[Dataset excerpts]
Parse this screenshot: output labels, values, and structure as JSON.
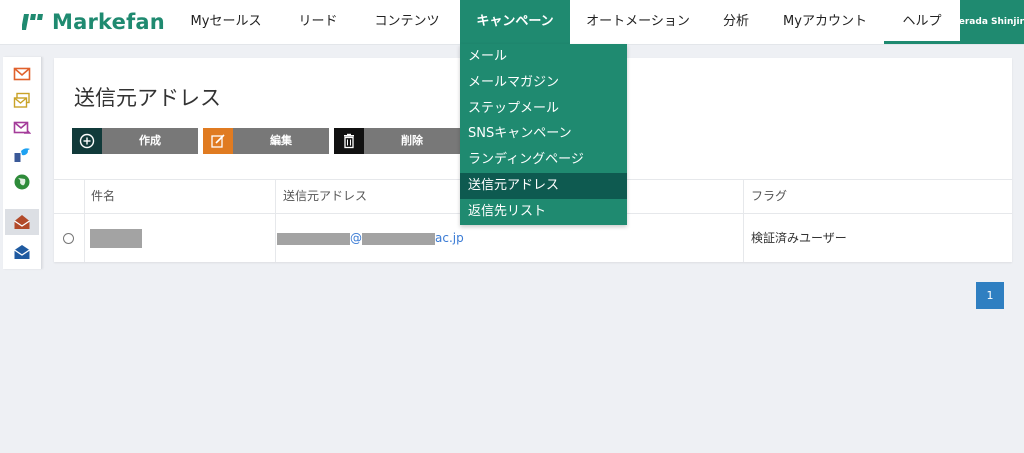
{
  "app": {
    "logo_text": "Markefan",
    "brand_color": "#1f8a70"
  },
  "nav": {
    "items": [
      {
        "label": "Myセールス"
      },
      {
        "label": "リード"
      },
      {
        "label": "コンテンツ"
      },
      {
        "label": "キャンペーン",
        "active": true
      },
      {
        "label": "オートメーション"
      },
      {
        "label": "分析"
      },
      {
        "label": "Myアカウント"
      },
      {
        "label": "ヘルプ"
      }
    ],
    "user_name": "Terada Shinjiro"
  },
  "sidebar": {
    "icons": [
      "mail-icon",
      "multi-mail-icon",
      "mail-forward-icon",
      "social-icon",
      "globe-icon",
      "sender-mail-icon",
      "reply-mail-icon"
    ],
    "selected_index": 5
  },
  "page": {
    "title": "送信元アドレス"
  },
  "toolbar": {
    "create_label": "作成",
    "edit_label": "編集",
    "delete_label": "削除"
  },
  "table": {
    "columns": [
      "件名",
      "送信元アドレス",
      "フラグ"
    ],
    "rows": [
      {
        "name": "",
        "email_at": "@",
        "email_suffix": "ac.jp",
        "flag": "検証済みユーザー"
      }
    ]
  },
  "dropdown": {
    "items": [
      "メール",
      "メールマガジン",
      "ステップメール",
      "SNSキャンペーン",
      "ランディングページ",
      "送信元アドレス",
      "返信先リスト"
    ],
    "active_index": 5
  },
  "pagination": {
    "current_page": "1"
  }
}
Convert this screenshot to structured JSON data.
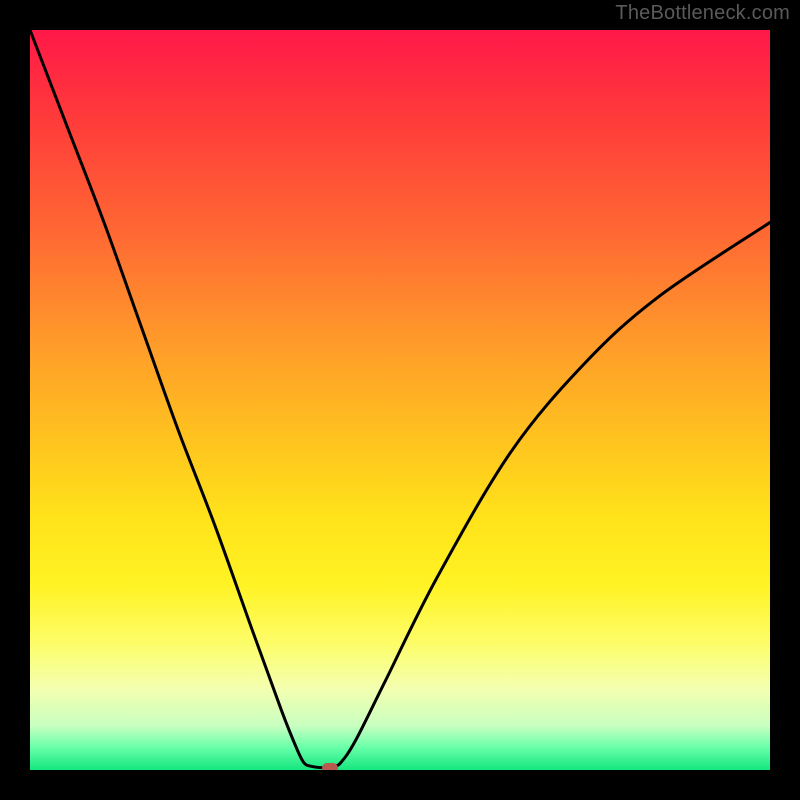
{
  "watermark": "TheBottleneck.com",
  "colors": {
    "background": "#000000",
    "gradient_top": "#ff1848",
    "gradient_bottom": "#14e67e",
    "curve": "#000000",
    "marker": "#b85a4f"
  },
  "chart_data": {
    "type": "line",
    "title": "",
    "xlabel": "",
    "ylabel": "",
    "xlim": [
      0,
      100
    ],
    "ylim": [
      0,
      100
    ],
    "grid": false,
    "legend": false,
    "series": [
      {
        "name": "bottleneck-curve",
        "x": [
          0,
          5,
          10,
          15,
          20,
          25,
          30,
          34,
          36,
          37,
          38,
          40,
          41,
          42,
          44,
          48,
          55,
          65,
          75,
          85,
          100
        ],
        "y": [
          100,
          87,
          74,
          60,
          46,
          33,
          19,
          8,
          3,
          1,
          0.5,
          0.3,
          0.5,
          1,
          4,
          12,
          26,
          43,
          55,
          64,
          74
        ]
      }
    ],
    "marker": {
      "x": 40.5,
      "y": 0.3
    },
    "notes": "V-shaped bottleneck curve on a red-to-green vertical gradient. Minimum near x≈40. Values estimated from pixel positions; no axis ticks or labels are rendered in the source image."
  }
}
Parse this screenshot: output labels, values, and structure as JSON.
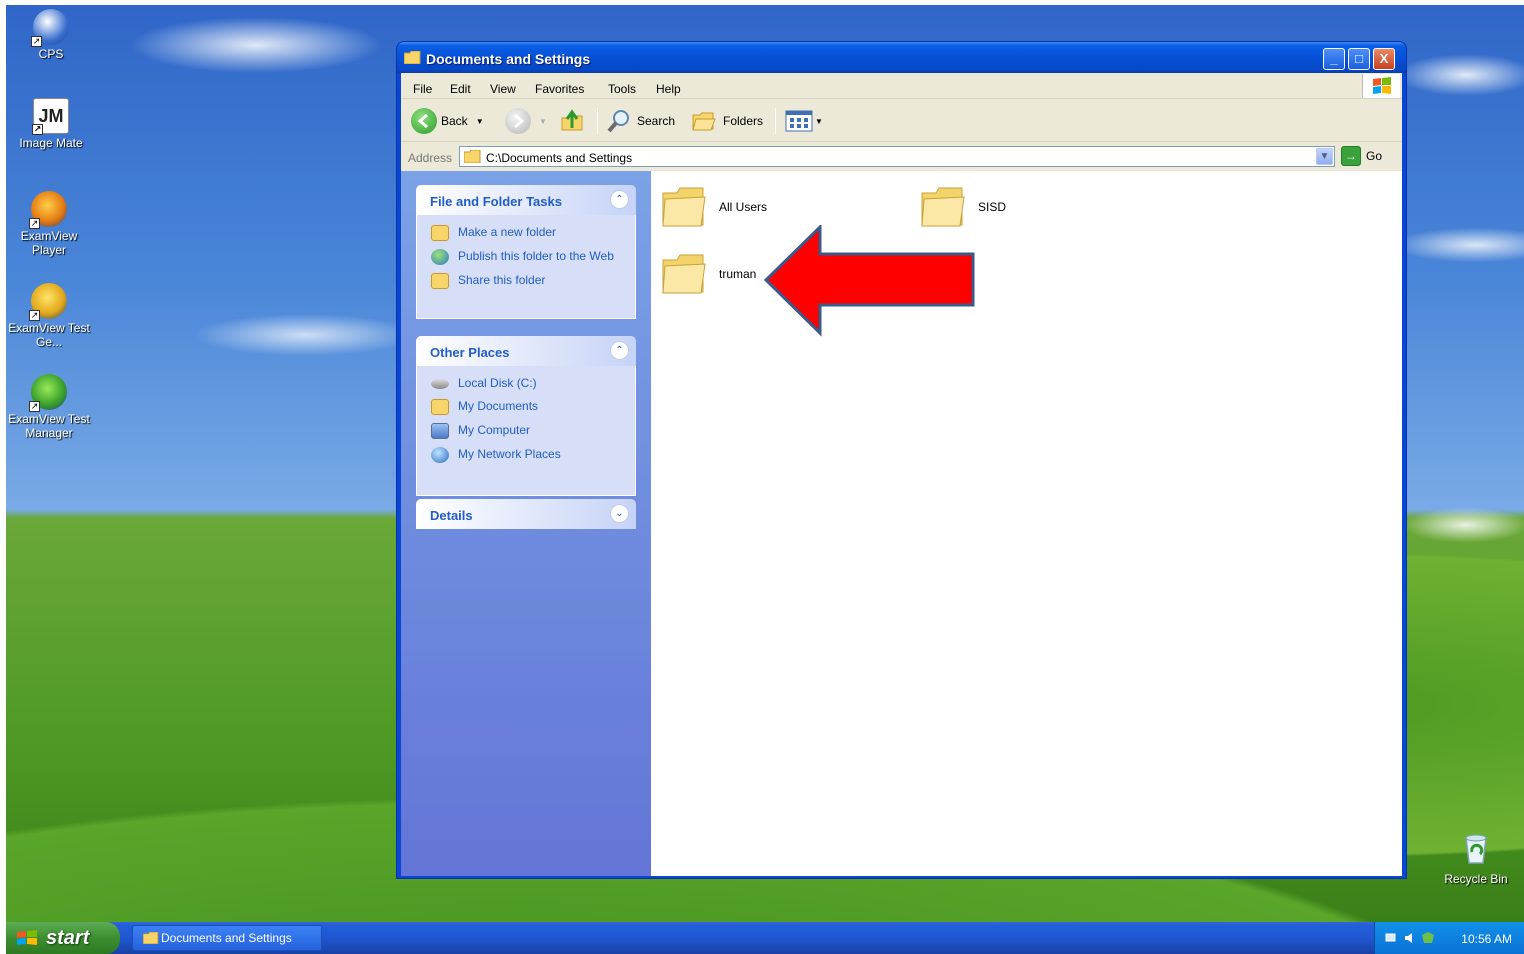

Task instructions:
Reproduce the records above exactly, leaving out every picture they contain.

Solution for this problem:
Parse this screenshot: output labels, values, and structure as JSON.
{
  "app": {
    "logo_text": "Markefan",
    "brand_color": "#1f8a70"
  },
  "nav": {
    "items": [
      {
        "label": "Myセールス"
      },
      {
        "label": "リード"
      },
      {
        "label": "コンテンツ"
      },
      {
        "label": "キャンペーン",
        "active": true
      },
      {
        "label": "オートメーション"
      },
      {
        "label": "分析"
      },
      {
        "label": "Myアカウント"
      },
      {
        "label": "ヘルプ"
      }
    ],
    "user_name": "Terada Shinjiro"
  },
  "sidebar": {
    "icons": [
      "mail-icon",
      "multi-mail-icon",
      "mail-forward-icon",
      "social-icon",
      "globe-icon",
      "sender-mail-icon",
      "reply-mail-icon"
    ],
    "selected_index": 5
  },
  "page": {
    "title": "送信元アドレス"
  },
  "toolbar": {
    "create_label": "作成",
    "edit_label": "編集",
    "delete_label": "削除"
  },
  "table": {
    "columns": [
      "件名",
      "送信元アドレス",
      "フラグ"
    ],
    "rows": [
      {
        "name": "",
        "email_at": "@",
        "email_suffix": "ac.jp",
        "flag": "検証済みユーザー"
      }
    ]
  },
  "dropdown": {
    "items": [
      "メール",
      "メールマガジン",
      "ステップメール",
      "SNSキャンペーン",
      "ランディングページ",
      "送信元アドレス",
      "返信先リスト"
    ],
    "active_index": 5
  },
  "pagination": {
    "current_page": "1"
  }
}
Convert this screenshot to structured JSON data.
{
  "watermark": "TheBottleneck.com",
  "colors": {
    "background": "#000000",
    "gradient_top": "#ff1848",
    "gradient_bottom": "#14e67e",
    "curve": "#000000",
    "marker": "#b85a4f"
  },
  "chart_data": {
    "type": "line",
    "title": "",
    "xlabel": "",
    "ylabel": "",
    "xlim": [
      0,
      100
    ],
    "ylim": [
      0,
      100
    ],
    "grid": false,
    "legend": false,
    "series": [
      {
        "name": "bottleneck-curve",
        "x": [
          0,
          5,
          10,
          15,
          20,
          25,
          30,
          34,
          36,
          37,
          38,
          40,
          41,
          42,
          44,
          48,
          55,
          65,
          75,
          85,
          100
        ],
        "y": [
          100,
          87,
          74,
          60,
          46,
          33,
          19,
          8,
          3,
          1,
          0.5,
          0.3,
          0.5,
          1,
          4,
          12,
          26,
          43,
          55,
          64,
          74
        ]
      }
    ],
    "marker": {
      "x": 40.5,
      "y": 0.3
    },
    "notes": "V-shaped bottleneck curve on a red-to-green vertical gradient. Minimum near x≈40. Values estimated from pixel positions; no axis ticks or labels are rendered in the source image."
  }
}
Parse this screenshot: output labels, values, and structure as JSON.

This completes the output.